→ **MATERIAL SHOWN**:
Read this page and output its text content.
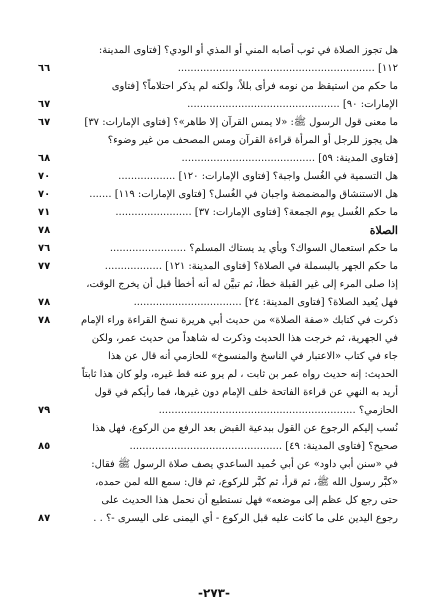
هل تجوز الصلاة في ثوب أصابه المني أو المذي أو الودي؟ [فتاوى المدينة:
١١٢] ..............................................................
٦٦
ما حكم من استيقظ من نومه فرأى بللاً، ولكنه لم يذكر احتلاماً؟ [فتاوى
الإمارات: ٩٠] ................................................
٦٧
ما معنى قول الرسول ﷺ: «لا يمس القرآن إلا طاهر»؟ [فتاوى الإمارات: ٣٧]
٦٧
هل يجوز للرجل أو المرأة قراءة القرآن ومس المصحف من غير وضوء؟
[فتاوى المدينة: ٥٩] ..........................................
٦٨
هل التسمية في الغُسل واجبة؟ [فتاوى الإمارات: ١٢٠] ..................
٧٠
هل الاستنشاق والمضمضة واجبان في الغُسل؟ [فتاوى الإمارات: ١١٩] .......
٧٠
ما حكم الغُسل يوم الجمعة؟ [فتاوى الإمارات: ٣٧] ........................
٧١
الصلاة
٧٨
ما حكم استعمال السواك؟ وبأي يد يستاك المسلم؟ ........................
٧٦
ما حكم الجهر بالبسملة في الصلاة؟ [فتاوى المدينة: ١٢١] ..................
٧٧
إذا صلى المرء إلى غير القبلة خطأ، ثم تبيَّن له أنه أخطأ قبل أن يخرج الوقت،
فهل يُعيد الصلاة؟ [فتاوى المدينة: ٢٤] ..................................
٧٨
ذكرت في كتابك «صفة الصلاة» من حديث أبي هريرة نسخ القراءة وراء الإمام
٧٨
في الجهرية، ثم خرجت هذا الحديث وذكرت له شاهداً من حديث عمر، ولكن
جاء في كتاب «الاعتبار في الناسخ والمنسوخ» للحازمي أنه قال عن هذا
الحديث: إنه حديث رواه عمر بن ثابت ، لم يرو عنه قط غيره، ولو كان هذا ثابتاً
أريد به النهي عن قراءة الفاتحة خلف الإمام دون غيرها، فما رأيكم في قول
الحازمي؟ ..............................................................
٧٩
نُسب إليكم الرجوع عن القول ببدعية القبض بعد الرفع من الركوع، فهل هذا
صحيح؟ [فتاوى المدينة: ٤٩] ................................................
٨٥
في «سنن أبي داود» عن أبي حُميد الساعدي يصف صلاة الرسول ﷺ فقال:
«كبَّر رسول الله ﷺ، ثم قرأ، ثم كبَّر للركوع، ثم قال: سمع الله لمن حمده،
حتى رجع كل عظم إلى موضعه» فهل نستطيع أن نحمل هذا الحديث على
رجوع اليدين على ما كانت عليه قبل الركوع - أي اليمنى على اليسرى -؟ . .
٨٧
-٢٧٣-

...

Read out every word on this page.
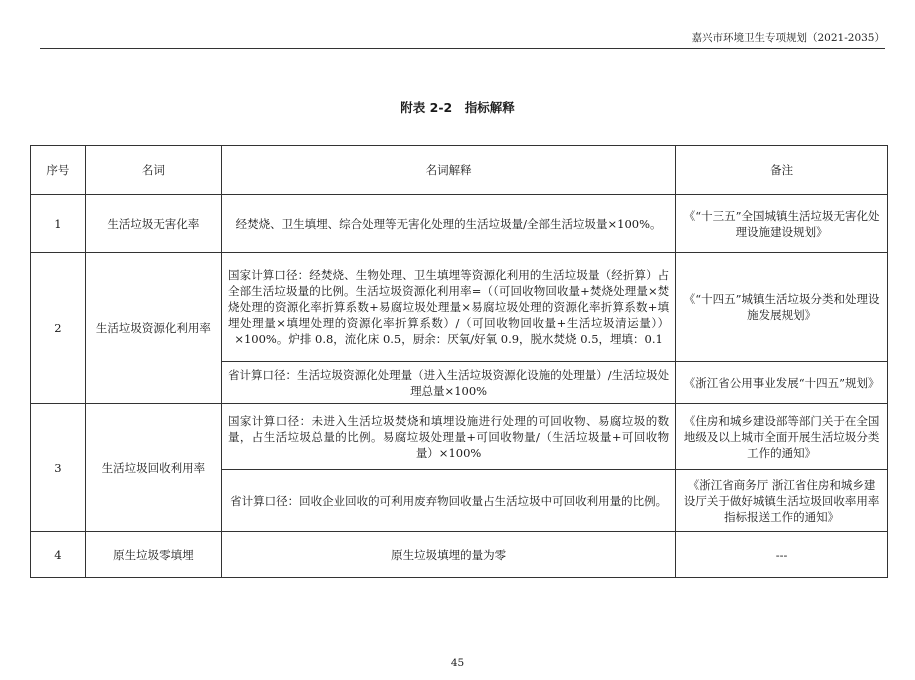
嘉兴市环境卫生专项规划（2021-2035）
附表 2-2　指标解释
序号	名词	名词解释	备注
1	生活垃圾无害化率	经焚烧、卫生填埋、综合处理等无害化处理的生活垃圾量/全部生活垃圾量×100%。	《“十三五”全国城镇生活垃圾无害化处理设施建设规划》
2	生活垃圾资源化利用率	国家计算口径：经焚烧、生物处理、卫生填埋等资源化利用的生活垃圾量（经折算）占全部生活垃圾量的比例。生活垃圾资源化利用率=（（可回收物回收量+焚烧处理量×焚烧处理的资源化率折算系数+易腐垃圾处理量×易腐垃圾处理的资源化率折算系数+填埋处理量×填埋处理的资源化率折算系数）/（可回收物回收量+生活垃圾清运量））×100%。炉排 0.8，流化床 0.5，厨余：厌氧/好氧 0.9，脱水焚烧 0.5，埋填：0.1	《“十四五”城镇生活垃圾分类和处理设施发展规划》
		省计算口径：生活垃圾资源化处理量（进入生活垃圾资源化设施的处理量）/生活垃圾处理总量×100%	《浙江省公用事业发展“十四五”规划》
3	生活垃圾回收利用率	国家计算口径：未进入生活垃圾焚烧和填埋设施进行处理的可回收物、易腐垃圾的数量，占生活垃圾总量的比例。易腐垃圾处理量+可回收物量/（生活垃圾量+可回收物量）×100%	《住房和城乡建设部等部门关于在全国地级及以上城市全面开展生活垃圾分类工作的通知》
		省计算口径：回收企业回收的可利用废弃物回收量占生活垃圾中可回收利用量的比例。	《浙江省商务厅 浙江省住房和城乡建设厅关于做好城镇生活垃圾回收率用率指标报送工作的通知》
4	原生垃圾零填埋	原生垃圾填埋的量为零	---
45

...

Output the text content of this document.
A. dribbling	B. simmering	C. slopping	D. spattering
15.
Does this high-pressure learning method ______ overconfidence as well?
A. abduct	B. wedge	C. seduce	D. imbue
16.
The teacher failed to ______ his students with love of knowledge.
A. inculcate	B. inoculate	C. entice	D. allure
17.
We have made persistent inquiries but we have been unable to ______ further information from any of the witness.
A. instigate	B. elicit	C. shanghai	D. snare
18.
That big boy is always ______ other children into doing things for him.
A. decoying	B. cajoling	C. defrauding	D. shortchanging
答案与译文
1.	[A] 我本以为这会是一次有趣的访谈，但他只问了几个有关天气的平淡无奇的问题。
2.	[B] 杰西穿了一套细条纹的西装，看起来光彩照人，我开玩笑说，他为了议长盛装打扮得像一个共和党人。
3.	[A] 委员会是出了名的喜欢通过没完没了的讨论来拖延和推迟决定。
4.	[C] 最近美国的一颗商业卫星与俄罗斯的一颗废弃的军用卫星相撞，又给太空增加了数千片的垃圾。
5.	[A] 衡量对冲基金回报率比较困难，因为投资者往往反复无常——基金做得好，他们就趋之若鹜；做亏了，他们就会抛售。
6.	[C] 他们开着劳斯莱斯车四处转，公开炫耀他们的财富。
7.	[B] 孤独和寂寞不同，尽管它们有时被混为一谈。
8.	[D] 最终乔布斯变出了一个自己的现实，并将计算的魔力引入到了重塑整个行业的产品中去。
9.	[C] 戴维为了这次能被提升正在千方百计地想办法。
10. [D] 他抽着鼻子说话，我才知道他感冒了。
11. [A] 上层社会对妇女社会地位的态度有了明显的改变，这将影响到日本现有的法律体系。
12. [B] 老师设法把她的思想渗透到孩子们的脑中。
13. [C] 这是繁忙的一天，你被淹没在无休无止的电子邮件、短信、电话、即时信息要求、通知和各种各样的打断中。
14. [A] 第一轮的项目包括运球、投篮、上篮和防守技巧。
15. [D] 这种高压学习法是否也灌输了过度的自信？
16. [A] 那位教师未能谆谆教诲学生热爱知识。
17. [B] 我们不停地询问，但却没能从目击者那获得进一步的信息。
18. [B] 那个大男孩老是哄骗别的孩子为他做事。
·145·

→ **WHAT YOU NEED TO DO**:
Look through the data above. Find each line with the string "القرآن" and copy it.

→ **ANSWER FOR THIS EXERCISE**:
ما معنى قول الرسول ﷺ: «لا يمس القرآن إلا طاهر»؟ [فتاوى الإمارات: ٣٧]
هل يجوز للرجل أو المرأة قراءة القرآن ومس المصحف من غير وضوء؟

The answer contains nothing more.